Stated exercise. Omit the images, then output each of the records below exactly.

Record list.
--*--

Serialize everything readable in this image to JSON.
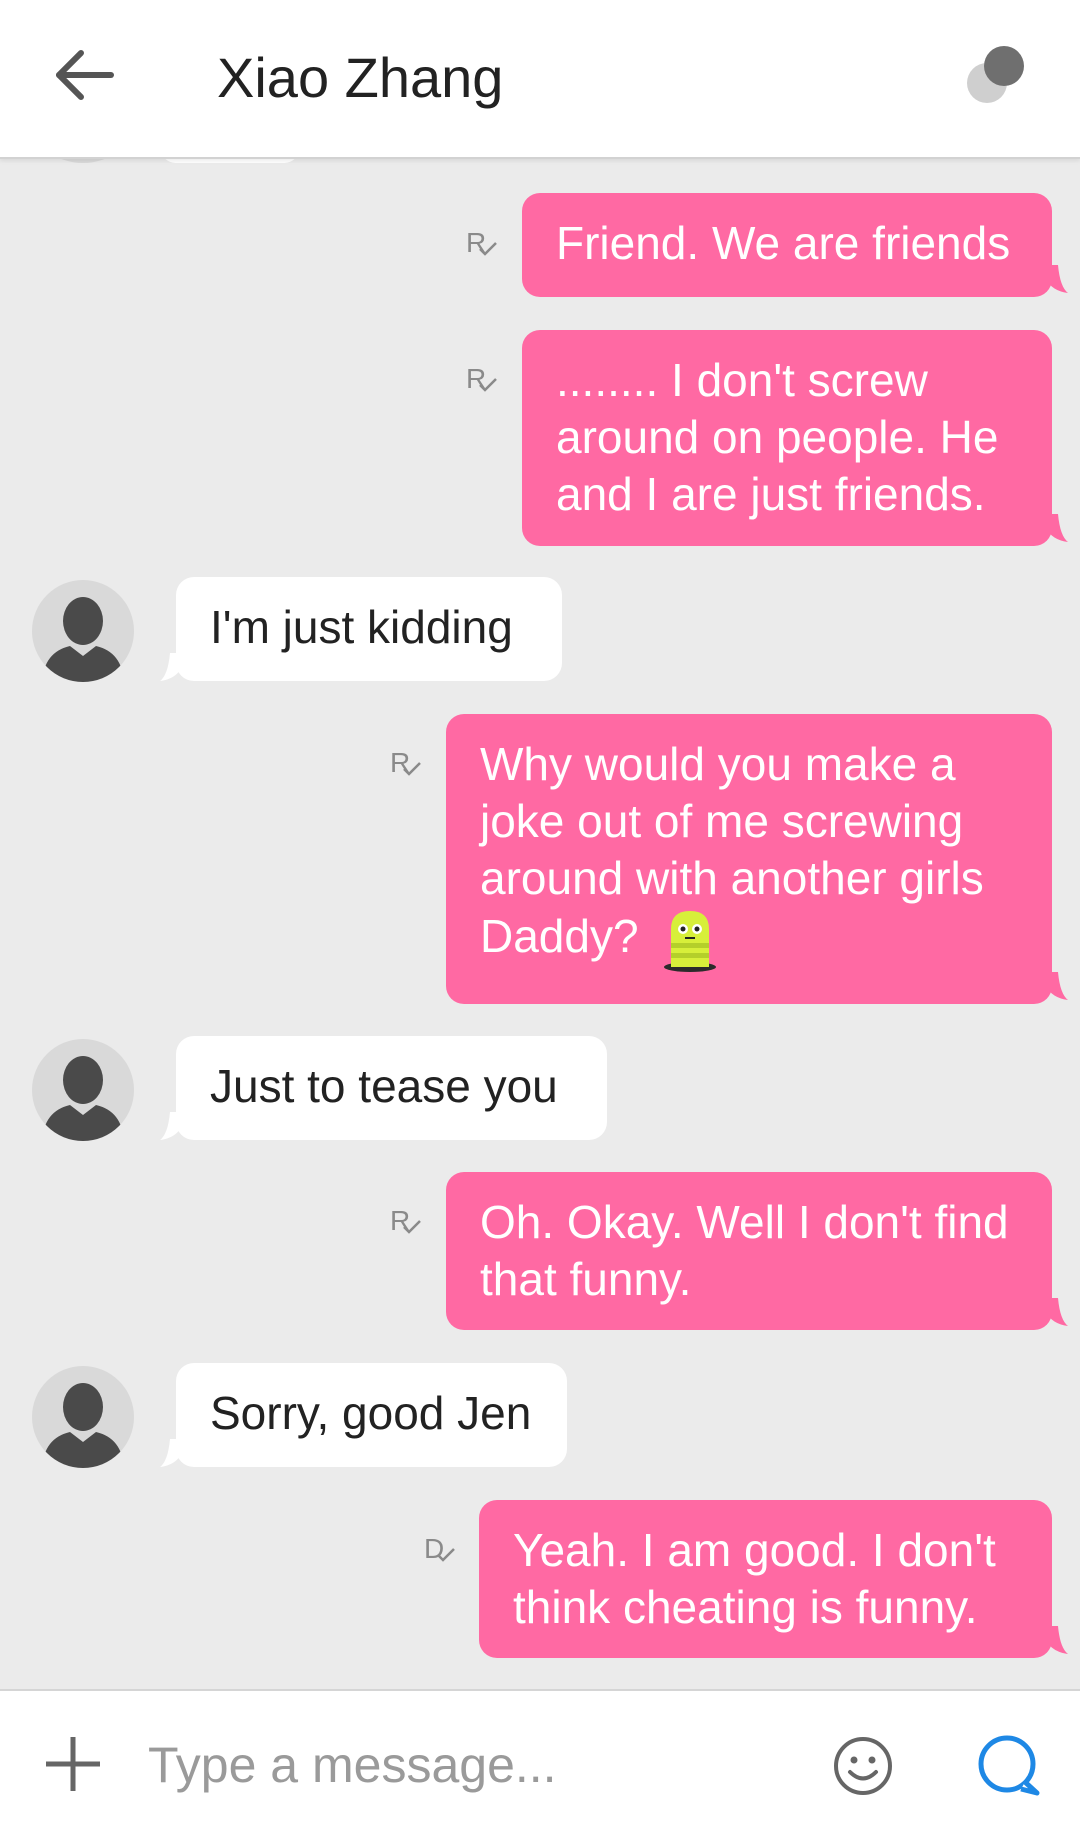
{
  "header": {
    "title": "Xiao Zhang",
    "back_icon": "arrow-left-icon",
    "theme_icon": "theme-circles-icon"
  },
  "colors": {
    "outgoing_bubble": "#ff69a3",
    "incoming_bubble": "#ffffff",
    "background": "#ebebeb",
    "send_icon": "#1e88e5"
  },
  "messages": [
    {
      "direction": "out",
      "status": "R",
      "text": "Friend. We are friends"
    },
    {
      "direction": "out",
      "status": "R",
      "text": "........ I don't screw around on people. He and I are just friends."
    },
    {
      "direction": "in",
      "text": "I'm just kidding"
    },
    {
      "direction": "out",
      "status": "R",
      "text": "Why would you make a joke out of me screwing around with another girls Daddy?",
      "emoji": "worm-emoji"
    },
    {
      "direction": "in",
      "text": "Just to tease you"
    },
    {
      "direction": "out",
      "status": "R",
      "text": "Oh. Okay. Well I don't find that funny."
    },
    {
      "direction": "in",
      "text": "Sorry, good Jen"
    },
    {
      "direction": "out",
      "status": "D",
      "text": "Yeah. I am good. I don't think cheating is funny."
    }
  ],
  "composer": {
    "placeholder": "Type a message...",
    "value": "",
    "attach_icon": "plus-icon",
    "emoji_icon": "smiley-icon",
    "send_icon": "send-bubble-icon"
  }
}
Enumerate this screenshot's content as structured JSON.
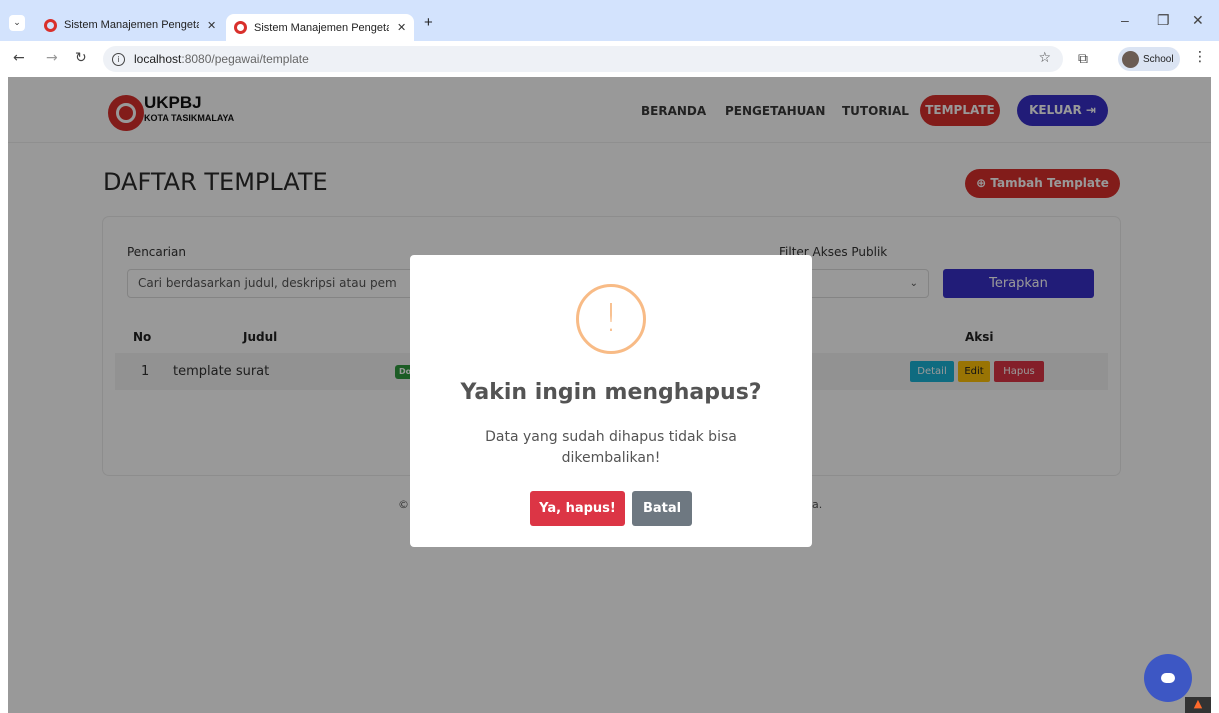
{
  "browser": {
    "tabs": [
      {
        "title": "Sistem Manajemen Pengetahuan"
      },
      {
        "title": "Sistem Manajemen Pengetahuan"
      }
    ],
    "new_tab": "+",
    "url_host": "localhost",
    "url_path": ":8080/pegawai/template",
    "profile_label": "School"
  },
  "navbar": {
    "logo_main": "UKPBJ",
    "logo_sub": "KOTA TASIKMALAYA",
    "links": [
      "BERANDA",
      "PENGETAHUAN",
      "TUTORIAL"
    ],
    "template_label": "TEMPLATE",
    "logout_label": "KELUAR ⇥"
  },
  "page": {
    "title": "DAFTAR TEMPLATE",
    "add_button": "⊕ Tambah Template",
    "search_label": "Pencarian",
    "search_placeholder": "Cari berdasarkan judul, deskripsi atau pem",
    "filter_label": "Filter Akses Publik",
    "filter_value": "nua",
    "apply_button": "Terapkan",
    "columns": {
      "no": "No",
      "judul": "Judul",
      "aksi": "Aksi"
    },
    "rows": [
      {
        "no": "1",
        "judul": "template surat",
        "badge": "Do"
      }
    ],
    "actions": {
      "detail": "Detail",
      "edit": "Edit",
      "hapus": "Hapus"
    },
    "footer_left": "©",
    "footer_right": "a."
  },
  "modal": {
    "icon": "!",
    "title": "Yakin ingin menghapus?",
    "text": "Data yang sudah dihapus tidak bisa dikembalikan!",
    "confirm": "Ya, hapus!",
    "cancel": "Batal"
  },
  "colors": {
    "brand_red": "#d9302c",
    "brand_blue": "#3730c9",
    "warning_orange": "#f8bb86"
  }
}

--*--

Response to this exercise.
Serialize everything readable in this image to JSON.
{
  "header": {
    "title": "Xiao Zhang",
    "back_icon": "arrow-left-icon",
    "theme_icon": "theme-circles-icon"
  },
  "colors": {
    "outgoing_bubble": "#ff69a3",
    "incoming_bubble": "#ffffff",
    "background": "#ebebeb",
    "send_icon": "#1e88e5"
  },
  "messages": [
    {
      "direction": "out",
      "status": "R",
      "text": "Friend. We are friends"
    },
    {
      "direction": "out",
      "status": "R",
      "text": "........ I don't screw around on people. He and I are just friends."
    },
    {
      "direction": "in",
      "text": "I'm just kidding"
    },
    {
      "direction": "out",
      "status": "R",
      "text": "Why would you make a joke out of me screwing around with another girls Daddy?",
      "emoji": "worm-emoji"
    },
    {
      "direction": "in",
      "text": "Just to tease you"
    },
    {
      "direction": "out",
      "status": "R",
      "text": "Oh. Okay. Well I don't find that funny."
    },
    {
      "direction": "in",
      "text": "Sorry, good Jen"
    },
    {
      "direction": "out",
      "status": "D",
      "text": "Yeah. I am good. I don't think cheating is funny."
    }
  ],
  "composer": {
    "placeholder": "Type a message...",
    "value": "",
    "attach_icon": "plus-icon",
    "emoji_icon": "smiley-icon",
    "send_icon": "send-bubble-icon"
  }
}
Enumerate this screenshot's content as structured JSON.
{
  "browser": {
    "tabs": [
      {
        "title": "Sistem Manajemen Pengetahuan"
      },
      {
        "title": "Sistem Manajemen Pengetahuan"
      }
    ],
    "new_tab": "+",
    "url_host": "localhost",
    "url_path": ":8080/pegawai/template",
    "profile_label": "School"
  },
  "navbar": {
    "logo_main": "UKPBJ",
    "logo_sub": "KOTA TASIKMALAYA",
    "links": [
      "BERANDA",
      "PENGETAHUAN",
      "TUTORIAL"
    ],
    "template_label": "TEMPLATE",
    "logout_label": "KELUAR ⇥"
  },
  "page": {
    "title": "DAFTAR TEMPLATE",
    "add_button": "⊕ Tambah Template",
    "search_label": "Pencarian",
    "search_placeholder": "Cari berdasarkan judul, deskripsi atau pem",
    "filter_label": "Filter Akses Publik",
    "filter_value": "nua",
    "apply_button": "Terapkan",
    "columns": {
      "no": "No",
      "judul": "Judul",
      "aksi": "Aksi"
    },
    "rows": [
      {
        "no": "1",
        "judul": "template surat",
        "badge": "Do"
      }
    ],
    "actions": {
      "detail": "Detail",
      "edit": "Edit",
      "hapus": "Hapus"
    },
    "footer_left": "©",
    "footer_right": "a."
  },
  "modal": {
    "icon": "!",
    "title": "Yakin ingin menghapus?",
    "text": "Data yang sudah dihapus tidak bisa dikembalikan!",
    "confirm": "Ya, hapus!",
    "cancel": "Batal"
  },
  "colors": {
    "brand_red": "#d9302c",
    "brand_blue": "#3730c9",
    "warning_orange": "#f8bb86"
  }
}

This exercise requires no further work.